» **MATERIAL PROVIDED**
__________

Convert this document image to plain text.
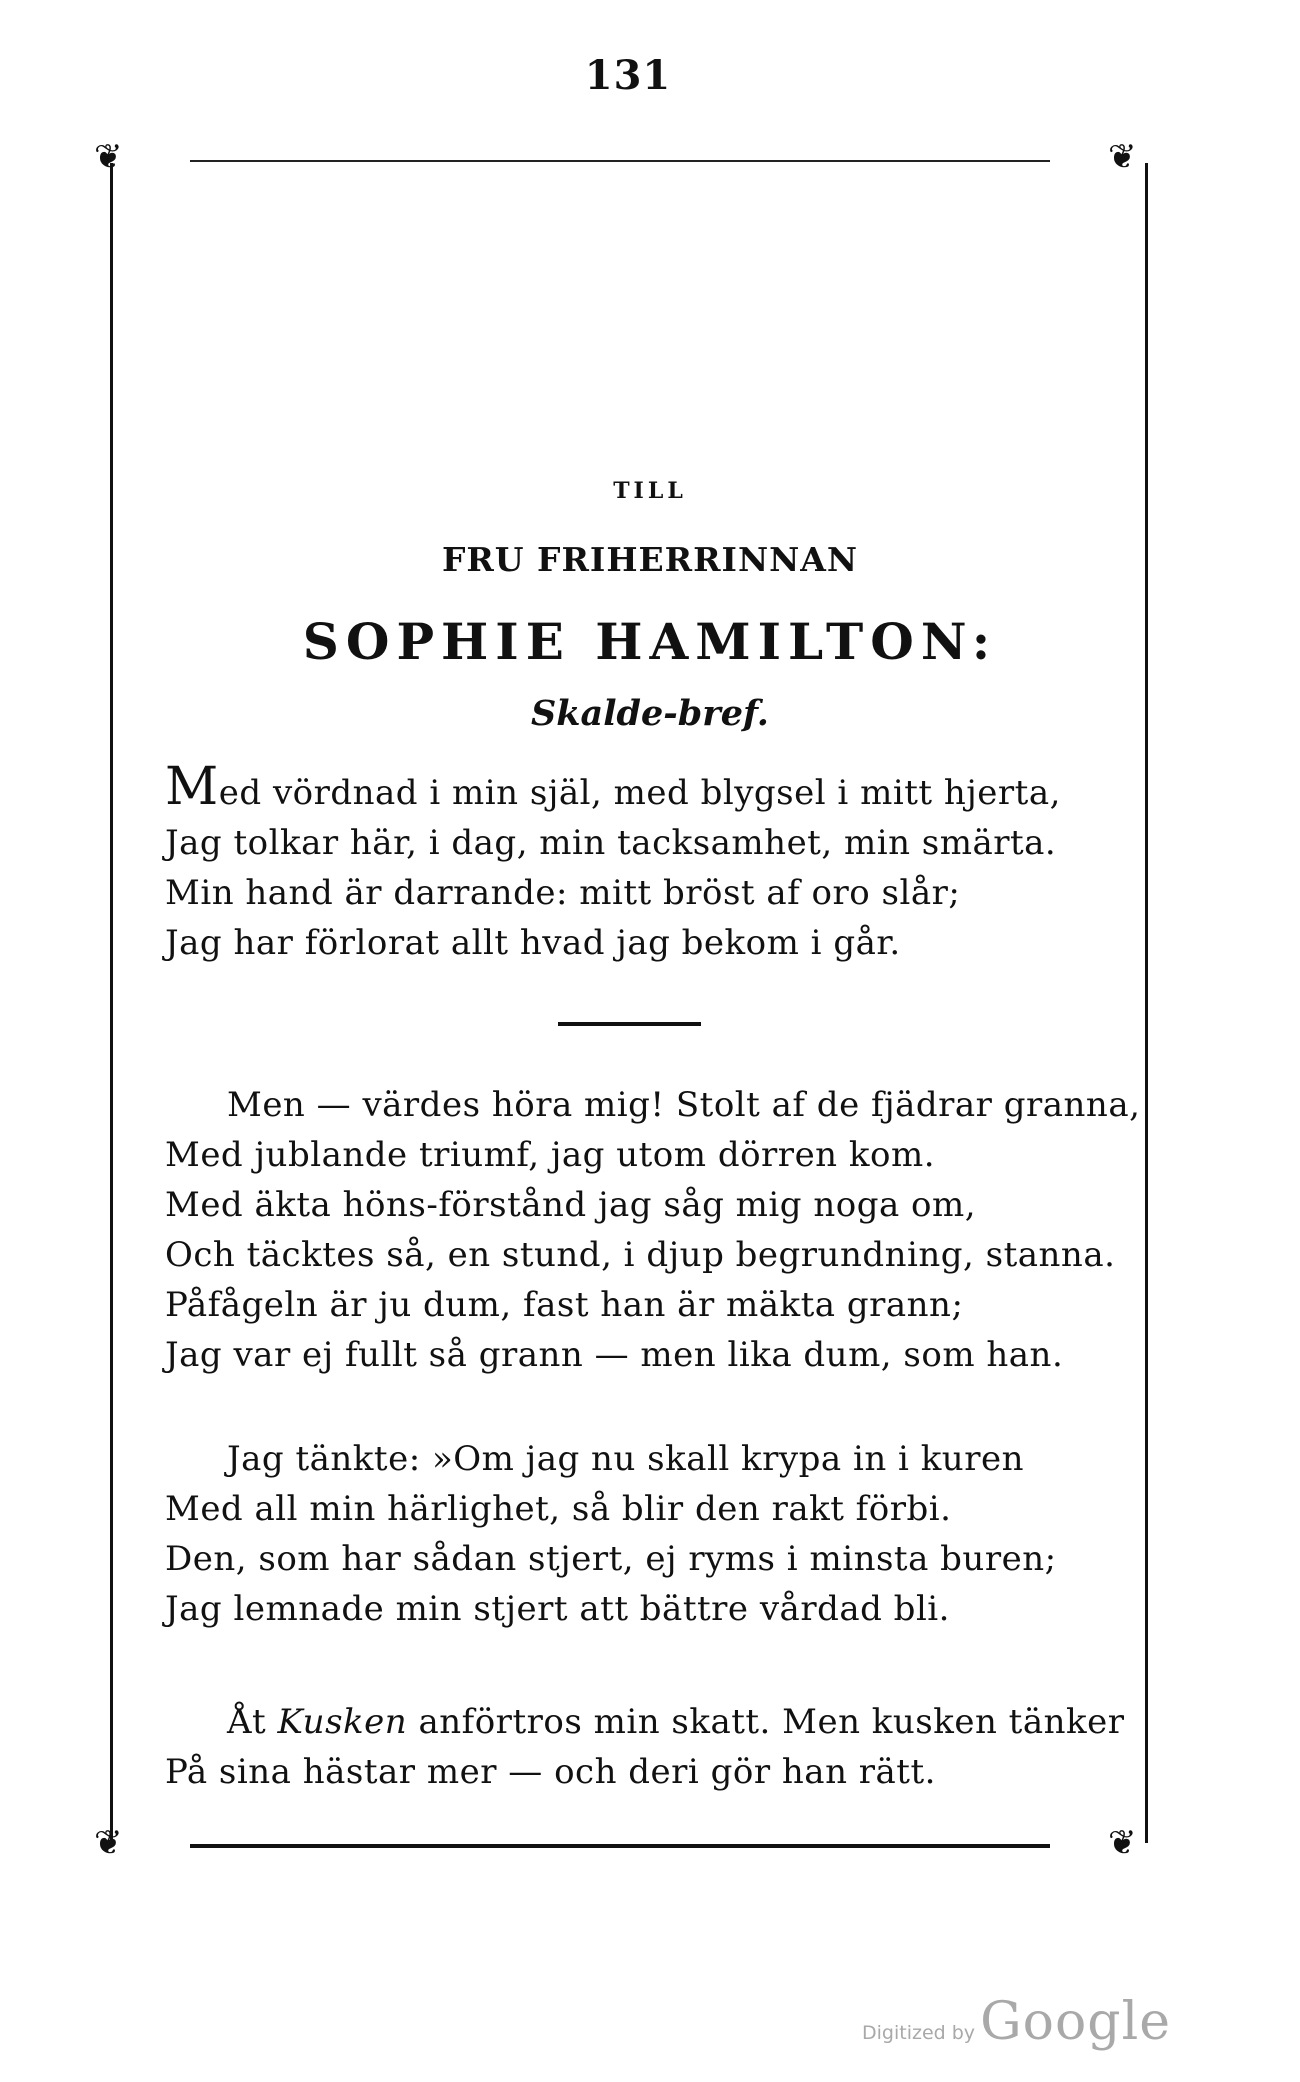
131
❦	❦
❦	❦
TILL
FRU FRIHERRINNAN
SOPHIE HAMILTON:
Skalde-bref.
Med vördnad i min själ, med blygsel i mitt hjerta,
Jag tolkar här, i dag, min tacksamhet, min smärta.
Min hand är darrande: mitt bröst af oro slår;
Jag har förlorat allt hvad jag bekom i går.
Men — värdes höra mig! Stolt af de fjädrar granna,
Med jublande triumf, jag utom dörren kom.
Med äkta höns-förstånd jag såg mig noga om,
Och täcktes så, en stund, i djup begrundning, stanna.
Påfågeln är ju dum, fast han är mäkta grann;
Jag var ej fullt så grann — men lika dum, som han.
Jag tänkte: »Om jag nu skall krypa in i kuren
Med all min härlighet, så blir den rakt förbi.
Den, som har sådan stjert, ej ryms i minsta buren;
Jag lemnade min stjert att bättre vårdad bli.
Åt Kusken anförtros min skatt. Men kusken tänker
På sina hästar mer — och deri gör han rätt.
Digitized by Google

__________

» **REQUIREMENT**
Reproduce the listing exactly. Leave its pictures out.

» **ANSWER TO THIS PROBLEM**
Convert this document image to plain text.
131
❦	❦
❦	❦
TILL
FRU FRIHERRINNAN
SOPHIE HAMILTON:
Skalde-bref.
Med vördnad i min själ, med blygsel i mitt hjerta,
Jag tolkar här, i dag, min tacksamhet, min smärta.
Min hand är darrande: mitt bröst af oro slår;
Jag har förlorat allt hvad jag bekom i går.
Men — värdes höra mig! Stolt af de fjädrar granna,
Med jublande triumf, jag utom dörren kom.
Med äkta höns-förstånd jag såg mig noga om,
Och täcktes så, en stund, i djup begrundning, stanna.
Påfågeln är ju dum, fast han är mäkta grann;
Jag var ej fullt så grann — men lika dum, som han.
Jag tänkte: »Om jag nu skall krypa in i kuren
Med all min härlighet, så blir den rakt förbi.
Den, som har sådan stjert, ej ryms i minsta buren;
Jag lemnade min stjert att bättre vårdad bli.
Åt Kusken anförtros min skatt. Men kusken tänker
På sina hästar mer — och deri gör han rätt.
Digitized by Google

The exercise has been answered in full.